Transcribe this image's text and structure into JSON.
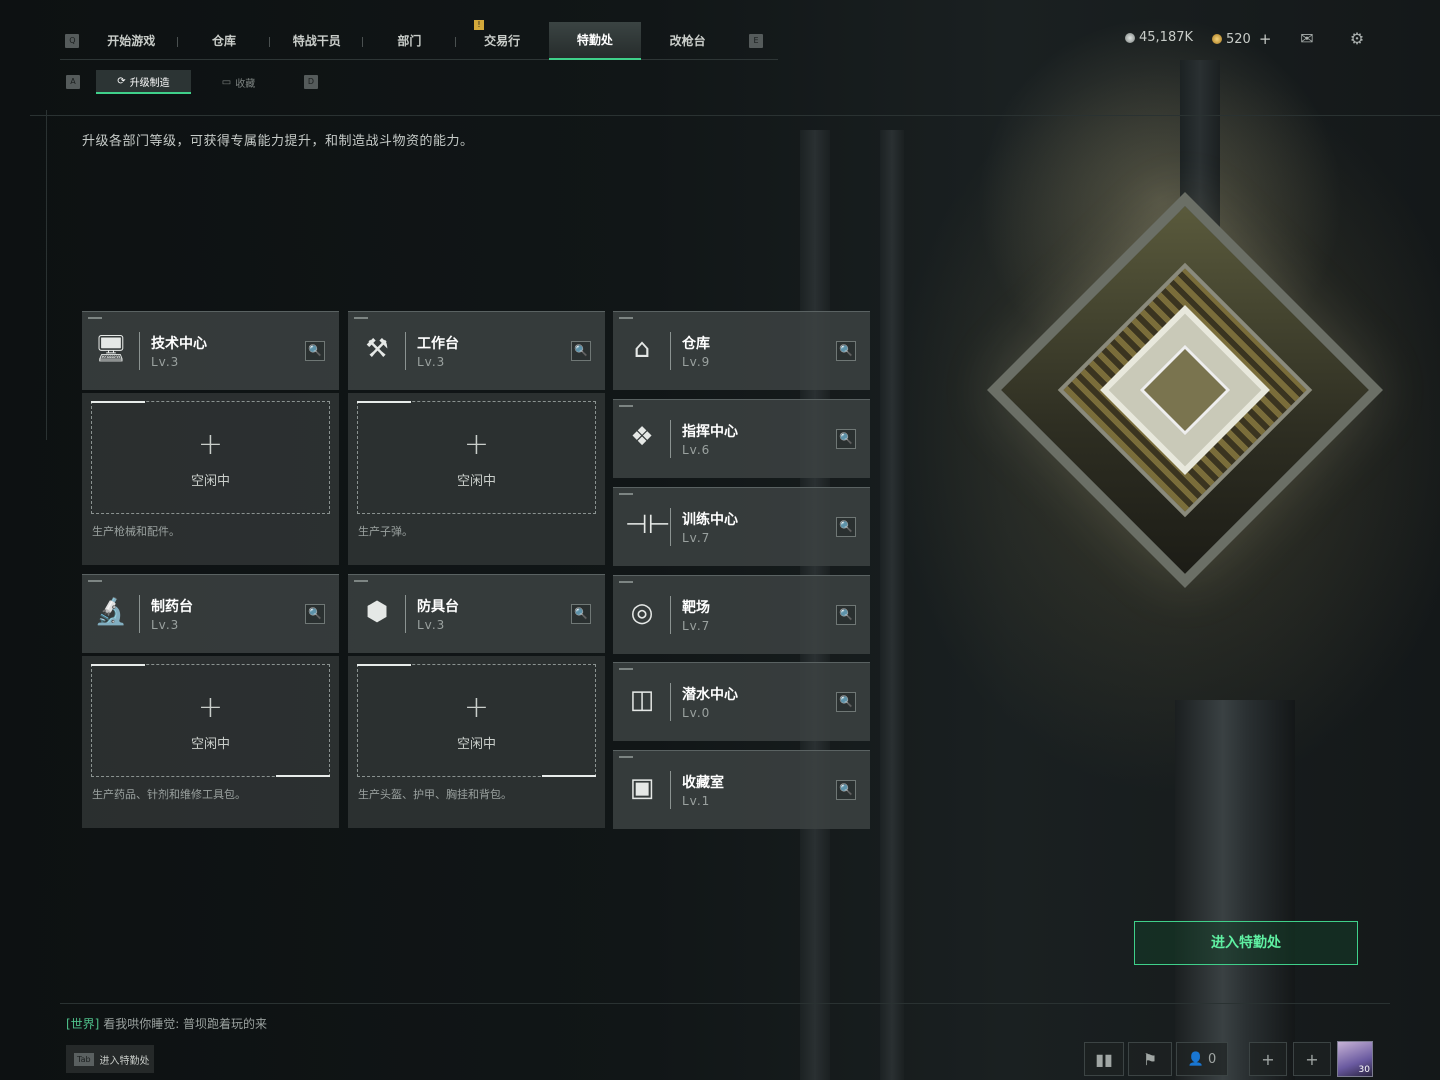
{
  "nav": {
    "left_key": "Q",
    "right_key": "E",
    "tabs": [
      {
        "label": "开始游戏"
      },
      {
        "label": "仓库"
      },
      {
        "label": "特战干员"
      },
      {
        "label": "部门"
      },
      {
        "label": "交易行"
      },
      {
        "label": "特勤处"
      },
      {
        "label": "改枪台"
      }
    ],
    "active_index": 5,
    "badge": "!"
  },
  "currency": {
    "silver": "45,187K",
    "gold": "520",
    "add_symbol": "+"
  },
  "subnav": {
    "left_key": "A",
    "right_key": "D",
    "tabs": [
      {
        "label": "升级制造"
      },
      {
        "label": "收藏"
      }
    ]
  },
  "description": "升级各部门等级，可获得专属能力提升，和制造战斗物资的能力。",
  "departments_main": [
    {
      "name": "技术中心",
      "level": "Lv.3",
      "icon": "computer-icon",
      "slot_label": "空闲中",
      "slot_plus": "+",
      "slot_desc": "生产枪械和配件。"
    },
    {
      "name": "工作台",
      "level": "Lv.3",
      "icon": "tools-icon",
      "slot_label": "空闲中",
      "slot_plus": "+",
      "slot_desc": "生产子弹。"
    },
    {
      "name": "制药台",
      "level": "Lv.3",
      "icon": "microscope-icon",
      "slot_label": "空闲中",
      "slot_plus": "+",
      "slot_desc": "生产药品、针剂和维修工具包。"
    },
    {
      "name": "防具台",
      "level": "Lv.3",
      "icon": "cubes-icon",
      "slot_label": "空闲中",
      "slot_plus": "+",
      "slot_desc": "生产头盔、护甲、胸挂和背包。"
    }
  ],
  "departments_side": [
    {
      "name": "仓库",
      "level": "Lv.9",
      "icon": "warehouse-icon"
    },
    {
      "name": "指挥中心",
      "level": "Lv.6",
      "icon": "chip-icon"
    },
    {
      "name": "训练中心",
      "level": "Lv.7",
      "icon": "dumbbell-icon"
    },
    {
      "name": "靶场",
      "level": "Lv.7",
      "icon": "target-icon"
    },
    {
      "name": "潜水中心",
      "level": "Lv.0",
      "icon": "goggles-icon"
    },
    {
      "name": "收藏室",
      "level": "Lv.1",
      "icon": "display-case-icon"
    }
  ],
  "enter_button": "进入特勤处",
  "chat": {
    "channel": "[世界]",
    "message": "看我哄你睡觉: 普坝跑着玩的来"
  },
  "tab_hint": {
    "key": "Tab",
    "label": "进入特勤处"
  },
  "dock": {
    "friends_count": "0",
    "avatar_level": "30"
  },
  "colors": {
    "accent": "#3fd08a",
    "card_bg": "#3c4242",
    "badge": "#d3a83a"
  }
}
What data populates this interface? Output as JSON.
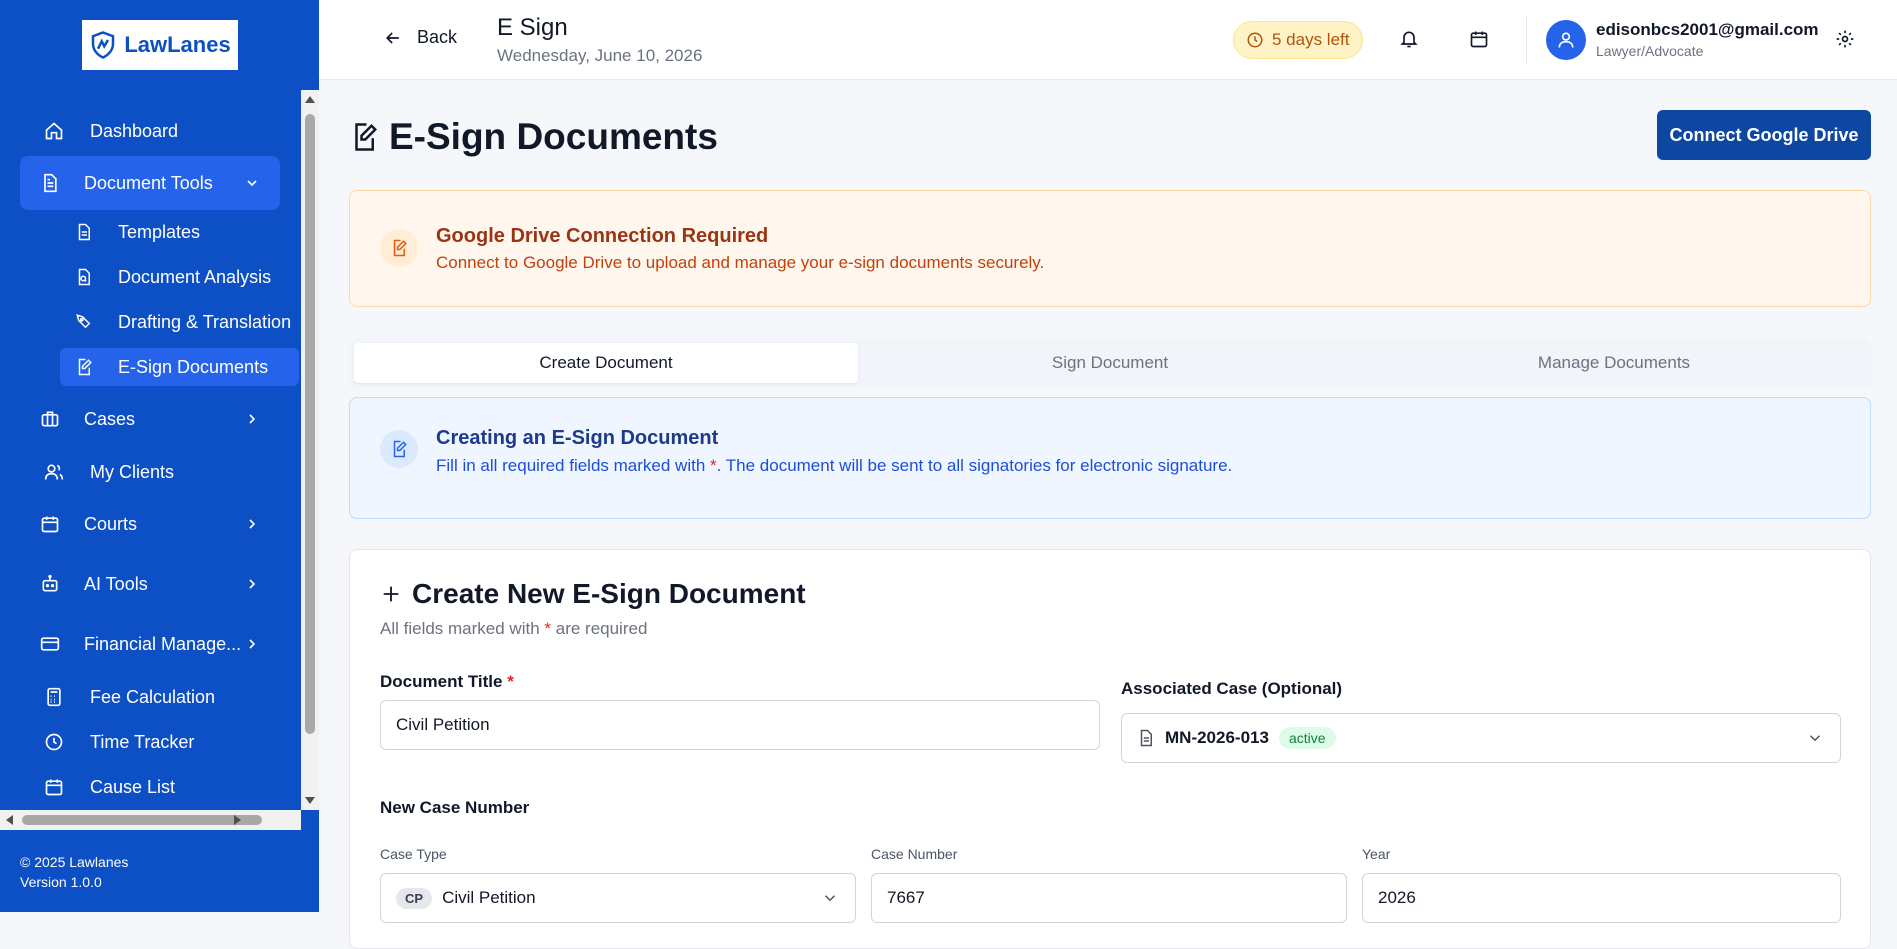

**What you will do**
Reproduce the entries exactly. Do not carry over any picture.

**Exercise output**
Transcribe this image's text and structure into JSON.
{
  "nav": {
    "left_key": "Q",
    "right_key": "E",
    "tabs": [
      {
        "label": "开始游戏"
      },
      {
        "label": "仓库"
      },
      {
        "label": "特战干员"
      },
      {
        "label": "部门"
      },
      {
        "label": "交易行"
      },
      {
        "label": "特勤处"
      },
      {
        "label": "改枪台"
      }
    ],
    "active_index": 5,
    "badge": "!"
  },
  "currency": {
    "silver": "45,187K",
    "gold": "520",
    "add_symbol": "+"
  },
  "subnav": {
    "left_key": "A",
    "right_key": "D",
    "tabs": [
      {
        "label": "升级制造"
      },
      {
        "label": "收藏"
      }
    ]
  },
  "description": "升级各部门等级，可获得专属能力提升，和制造战斗物资的能力。",
  "departments_main": [
    {
      "name": "技术中心",
      "level": "Lv.3",
      "icon": "computer-icon",
      "slot_label": "空闲中",
      "slot_plus": "+",
      "slot_desc": "生产枪械和配件。"
    },
    {
      "name": "工作台",
      "level": "Lv.3",
      "icon": "tools-icon",
      "slot_label": "空闲中",
      "slot_plus": "+",
      "slot_desc": "生产子弹。"
    },
    {
      "name": "制药台",
      "level": "Lv.3",
      "icon": "microscope-icon",
      "slot_label": "空闲中",
      "slot_plus": "+",
      "slot_desc": "生产药品、针剂和维修工具包。"
    },
    {
      "name": "防具台",
      "level": "Lv.3",
      "icon": "cubes-icon",
      "slot_label": "空闲中",
      "slot_plus": "+",
      "slot_desc": "生产头盔、护甲、胸挂和背包。"
    }
  ],
  "departments_side": [
    {
      "name": "仓库",
      "level": "Lv.9",
      "icon": "warehouse-icon"
    },
    {
      "name": "指挥中心",
      "level": "Lv.6",
      "icon": "chip-icon"
    },
    {
      "name": "训练中心",
      "level": "Lv.7",
      "icon": "dumbbell-icon"
    },
    {
      "name": "靶场",
      "level": "Lv.7",
      "icon": "target-icon"
    },
    {
      "name": "潜水中心",
      "level": "Lv.0",
      "icon": "goggles-icon"
    },
    {
      "name": "收藏室",
      "level": "Lv.1",
      "icon": "display-case-icon"
    }
  ],
  "enter_button": "进入特勤处",
  "chat": {
    "channel": "[世界]",
    "message": "看我哄你睡觉: 普坝跑着玩的来"
  },
  "tab_hint": {
    "key": "Tab",
    "label": "进入特勤处"
  },
  "dock": {
    "friends_count": "0",
    "avatar_level": "30"
  },
  "colors": {
    "accent": "#3fd08a",
    "card_bg": "#3c4242",
    "badge": "#d3a83a"
  }
}
What data populates this interface? Output as JSON.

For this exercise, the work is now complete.